§ INSTRUCTIONS FOR THE TASK: How many lines hold the string "если"? Reply with the number alone.

Stored entries:

-- Begin --

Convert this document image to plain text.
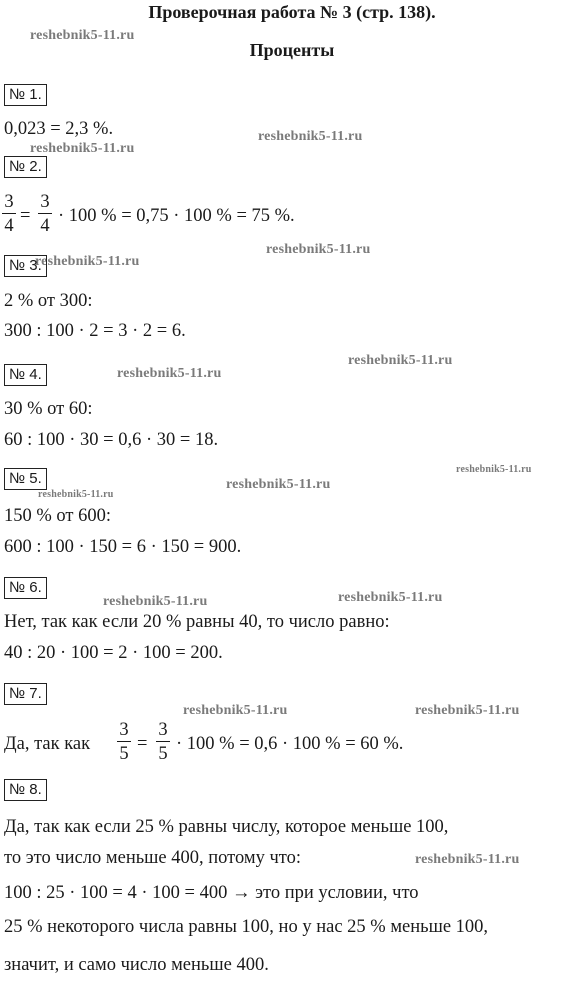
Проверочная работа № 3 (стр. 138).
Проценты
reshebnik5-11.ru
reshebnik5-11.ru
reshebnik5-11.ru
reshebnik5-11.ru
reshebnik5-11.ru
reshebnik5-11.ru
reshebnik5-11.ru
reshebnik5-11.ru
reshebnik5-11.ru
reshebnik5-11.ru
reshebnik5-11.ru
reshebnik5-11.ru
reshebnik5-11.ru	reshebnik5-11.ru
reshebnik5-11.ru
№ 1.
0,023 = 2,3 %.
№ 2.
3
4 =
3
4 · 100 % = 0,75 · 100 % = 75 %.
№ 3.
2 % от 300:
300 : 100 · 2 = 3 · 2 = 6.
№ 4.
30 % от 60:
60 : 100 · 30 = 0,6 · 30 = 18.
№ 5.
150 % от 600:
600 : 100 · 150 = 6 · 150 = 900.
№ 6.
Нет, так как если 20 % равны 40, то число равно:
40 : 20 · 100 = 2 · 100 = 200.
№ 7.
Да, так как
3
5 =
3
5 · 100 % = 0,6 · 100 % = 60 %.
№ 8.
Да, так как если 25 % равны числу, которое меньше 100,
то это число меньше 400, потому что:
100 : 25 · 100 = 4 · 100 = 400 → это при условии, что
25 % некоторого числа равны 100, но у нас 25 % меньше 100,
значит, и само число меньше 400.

-- End --

§ EXPECTED ANSWER: 2